▸ INPUT FOR THIS TASK
────

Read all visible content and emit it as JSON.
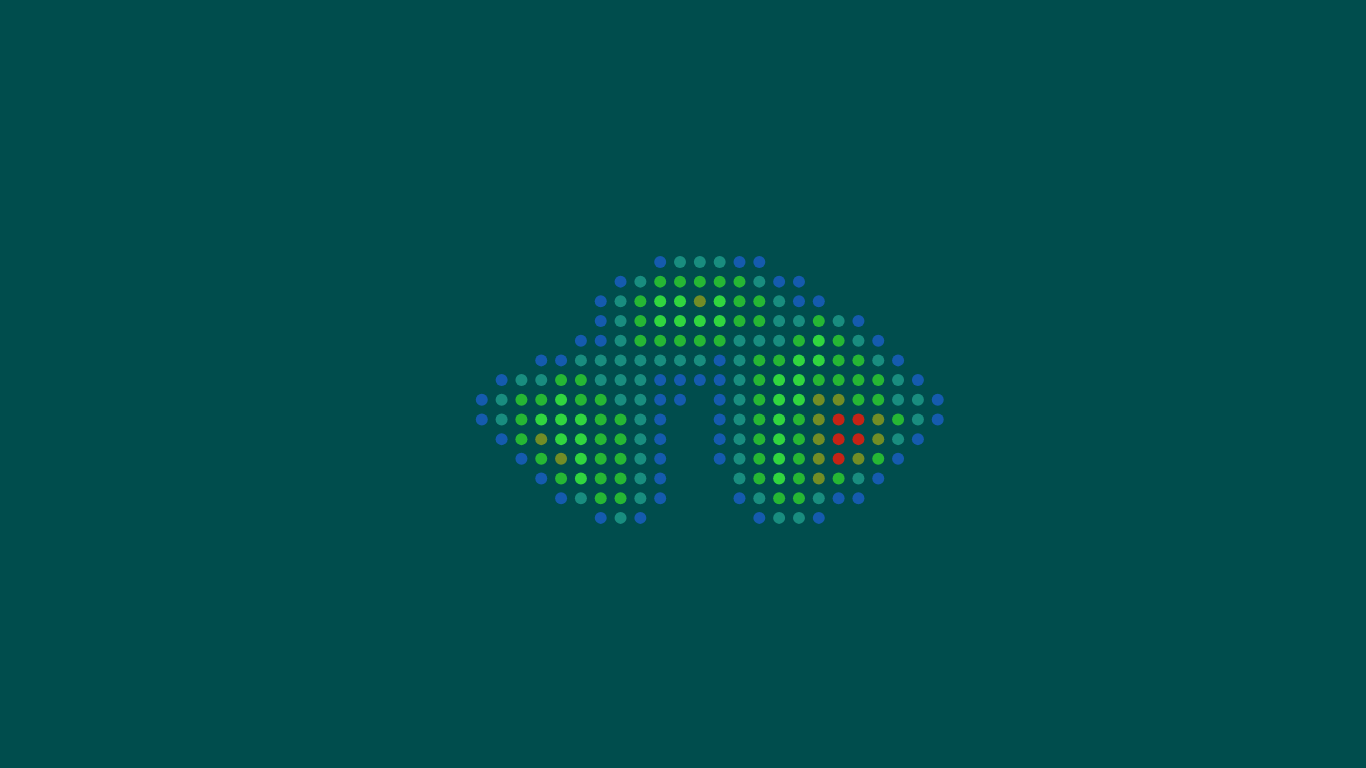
{
  "chart_data": {
    "type": "scatter",
    "xlim": [
      0,
      1366
    ],
    "xticks": [
      0,
      1366
    ],
    "ylim": [
      0,
      768
    ],
    "yticks": [
      0,
      768
    ],
    "grid": false,
    "tick_labels": false,
    "marker": "circle",
    "series": [
      {
        "color": "#1a5fc4",
        "x": [
          660,
          740,
          760,
          620,
          780,
          800,
          600,
          800,
          820,
          600,
          860,
          580,
          600,
          880,
          540,
          560,
          720,
          900,
          500,
          660,
          680,
          700,
          720,
          920,
          480,
          660,
          680,
          720,
          940,
          480,
          660,
          720,
          940,
          500,
          660,
          720,
          920,
          520,
          660,
          720,
          900,
          540,
          660,
          880,
          560,
          660,
          740,
          840,
          860,
          600,
          640,
          760,
          820
        ],
        "y": [
          508,
          508,
          508,
          488,
          488,
          488,
          468,
          468,
          468,
          448,
          448,
          428,
          428,
          428,
          408,
          408,
          408,
          408,
          388,
          388,
          388,
          388,
          388,
          388,
          368,
          368,
          368,
          368,
          368,
          348,
          348,
          348,
          348,
          328,
          328,
          328,
          328,
          308,
          308,
          308,
          308,
          288,
          288,
          288,
          268,
          268,
          268,
          268,
          268,
          248,
          248,
          248,
          248
        ]
      },
      {
        "color": "#1f9c8a",
        "x": [
          680,
          700,
          720,
          640,
          760,
          620,
          780,
          620,
          780,
          800,
          840,
          620,
          740,
          760,
          780,
          860,
          580,
          600,
          620,
          640,
          660,
          680,
          700,
          740,
          880,
          520,
          540,
          600,
          620,
          640,
          740,
          900,
          500,
          620,
          640,
          740,
          900,
          920,
          500,
          640,
          740,
          920,
          640,
          740,
          900,
          640,
          740,
          640,
          740,
          860,
          580,
          640,
          760,
          820,
          620,
          780,
          800
        ],
        "y": [
          508,
          508,
          508,
          488,
          488,
          468,
          468,
          448,
          448,
          448,
          448,
          428,
          428,
          428,
          428,
          428,
          408,
          408,
          408,
          408,
          408,
          408,
          408,
          408,
          408,
          388,
          388,
          388,
          388,
          388,
          388,
          388,
          368,
          368,
          368,
          368,
          368,
          368,
          348,
          348,
          348,
          348,
          328,
          328,
          328,
          308,
          308,
          288,
          288,
          288,
          268,
          268,
          268,
          268,
          248,
          248,
          248
        ]
      },
      {
        "color": "#2ecf2e",
        "x": [
          660,
          680,
          700,
          720,
          740,
          640,
          740,
          760,
          640,
          740,
          760,
          820,
          640,
          660,
          680,
          700,
          720,
          800,
          840,
          760,
          780,
          840,
          860,
          560,
          580,
          760,
          820,
          840,
          860,
          880,
          520,
          540,
          580,
          600,
          760,
          860,
          880,
          520,
          600,
          620,
          760,
          800,
          900,
          520,
          600,
          620,
          760,
          800,
          540,
          600,
          620,
          760,
          800,
          880,
          560,
          600,
          620,
          760,
          800,
          840,
          600,
          620,
          780,
          800
        ],
        "y": [
          488,
          488,
          488,
          488,
          488,
          468,
          468,
          468,
          448,
          448,
          448,
          448,
          428,
          428,
          428,
          428,
          428,
          428,
          428,
          408,
          408,
          408,
          408,
          388,
          388,
          388,
          388,
          388,
          388,
          388,
          368,
          368,
          368,
          368,
          368,
          368,
          368,
          348,
          348,
          348,
          348,
          348,
          348,
          328,
          328,
          328,
          328,
          328,
          308,
          308,
          308,
          308,
          308,
          308,
          288,
          288,
          288,
          288,
          288,
          288,
          268,
          268,
          268,
          268
        ]
      },
      {
        "color": "#3cf53c",
        "x": [
          660,
          680,
          720,
          660,
          680,
          700,
          720,
          820,
          800,
          820,
          780,
          800,
          560,
          780,
          800,
          540,
          560,
          580,
          780,
          560,
          580,
          780,
          580,
          780,
          580,
          780
        ],
        "y": [
          468,
          468,
          468,
          448,
          448,
          448,
          448,
          428,
          408,
          408,
          388,
          388,
          368,
          368,
          368,
          348,
          348,
          348,
          348,
          328,
          328,
          328,
          308,
          308,
          288,
          288
        ]
      },
      {
        "color": "#8a9c1e",
        "x": [
          700,
          820,
          840,
          820,
          880,
          540,
          820,
          880,
          560,
          820,
          860,
          820
        ],
        "y": [
          468,
          368,
          368,
          348,
          348,
          328,
          328,
          328,
          308,
          308,
          308,
          288
        ]
      },
      {
        "color": "#f01a0a",
        "x": [
          840,
          860,
          840,
          860,
          840
        ],
        "y": [
          348,
          348,
          328,
          328,
          308
        ]
      }
    ]
  }
}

────

▸ WHAT THE TASK REQUIRES
Give the entries again without a single change, but with no pictures.

▸ ANSWER IN FULL
Read all visible content and emit it as JSON.
{
  "chart_data": {
    "type": "scatter",
    "xlim": [
      0,
      1366
    ],
    "xticks": [
      0,
      1366
    ],
    "ylim": [
      0,
      768
    ],
    "yticks": [
      0,
      768
    ],
    "grid": false,
    "tick_labels": false,
    "marker": "circle",
    "series": [
      {
        "color": "#1a5fc4",
        "x": [
          660,
          740,
          760,
          620,
          780,
          800,
          600,
          800,
          820,
          600,
          860,
          580,
          600,
          880,
          540,
          560,
          720,
          900,
          500,
          660,
          680,
          700,
          720,
          920,
          480,
          660,
          680,
          720,
          940,
          480,
          660,
          720,
          940,
          500,
          660,
          720,
          920,
          520,
          660,
          720,
          900,
          540,
          660,
          880,
          560,
          660,
          740,
          840,
          860,
          600,
          640,
          760,
          820
        ],
        "y": [
          508,
          508,
          508,
          488,
          488,
          488,
          468,
          468,
          468,
          448,
          448,
          428,
          428,
          428,
          408,
          408,
          408,
          408,
          388,
          388,
          388,
          388,
          388,
          388,
          368,
          368,
          368,
          368,
          368,
          348,
          348,
          348,
          348,
          328,
          328,
          328,
          328,
          308,
          308,
          308,
          308,
          288,
          288,
          288,
          268,
          268,
          268,
          268,
          268,
          248,
          248,
          248,
          248
        ]
      },
      {
        "color": "#1f9c8a",
        "x": [
          680,
          700,
          720,
          640,
          760,
          620,
          780,
          620,
          780,
          800,
          840,
          620,
          740,
          760,
          780,
          860,
          580,
          600,
          620,
          640,
          660,
          680,
          700,
          740,
          880,
          520,
          540,
          600,
          620,
          640,
          740,
          900,
          500,
          620,
          640,
          740,
          900,
          920,
          500,
          640,
          740,
          920,
          640,
          740,
          900,
          640,
          740,
          640,
          740,
          860,
          580,
          640,
          760,
          820,
          620,
          780,
          800
        ],
        "y": [
          508,
          508,
          508,
          488,
          488,
          468,
          468,
          448,
          448,
          448,
          448,
          428,
          428,
          428,
          428,
          428,
          408,
          408,
          408,
          408,
          408,
          408,
          408,
          408,
          408,
          388,
          388,
          388,
          388,
          388,
          388,
          388,
          368,
          368,
          368,
          368,
          368,
          368,
          348,
          348,
          348,
          348,
          328,
          328,
          328,
          308,
          308,
          288,
          288,
          288,
          268,
          268,
          268,
          268,
          248,
          248,
          248
        ]
      },
      {
        "color": "#2ecf2e",
        "x": [
          660,
          680,
          700,
          720,
          740,
          640,
          740,
          760,
          640,
          740,
          760,
          820,
          640,
          660,
          680,
          700,
          720,
          800,
          840,
          760,
          780,
          840,
          860,
          560,
          580,
          760,
          820,
          840,
          860,
          880,
          520,
          540,
          580,
          600,
          760,
          860,
          880,
          520,
          600,
          620,
          760,
          800,
          900,
          520,
          600,
          620,
          760,
          800,
          540,
          600,
          620,
          760,
          800,
          880,
          560,
          600,
          620,
          760,
          800,
          840,
          600,
          620,
          780,
          800
        ],
        "y": [
          488,
          488,
          488,
          488,
          488,
          468,
          468,
          468,
          448,
          448,
          448,
          448,
          428,
          428,
          428,
          428,
          428,
          428,
          428,
          408,
          408,
          408,
          408,
          388,
          388,
          388,
          388,
          388,
          388,
          388,
          368,
          368,
          368,
          368,
          368,
          368,
          368,
          348,
          348,
          348,
          348,
          348,
          348,
          328,
          328,
          328,
          328,
          328,
          308,
          308,
          308,
          308,
          308,
          308,
          288,
          288,
          288,
          288,
          288,
          288,
          268,
          268,
          268,
          268
        ]
      },
      {
        "color": "#3cf53c",
        "x": [
          660,
          680,
          720,
          660,
          680,
          700,
          720,
          820,
          800,
          820,
          780,
          800,
          560,
          780,
          800,
          540,
          560,
          580,
          780,
          560,
          580,
          780,
          580,
          780,
          580,
          780
        ],
        "y": [
          468,
          468,
          468,
          448,
          448,
          448,
          448,
          428,
          408,
          408,
          388,
          388,
          368,
          368,
          368,
          348,
          348,
          348,
          348,
          328,
          328,
          328,
          308,
          308,
          288,
          288
        ]
      },
      {
        "color": "#8a9c1e",
        "x": [
          700,
          820,
          840,
          820,
          880,
          540,
          820,
          880,
          560,
          820,
          860,
          820
        ],
        "y": [
          468,
          368,
          368,
          348,
          348,
          328,
          328,
          328,
          308,
          308,
          308,
          288
        ]
      },
      {
        "color": "#f01a0a",
        "x": [
          840,
          860,
          840,
          860,
          840
        ],
        "y": [
          348,
          348,
          328,
          328,
          308
        ]
      }
    ]
  }
}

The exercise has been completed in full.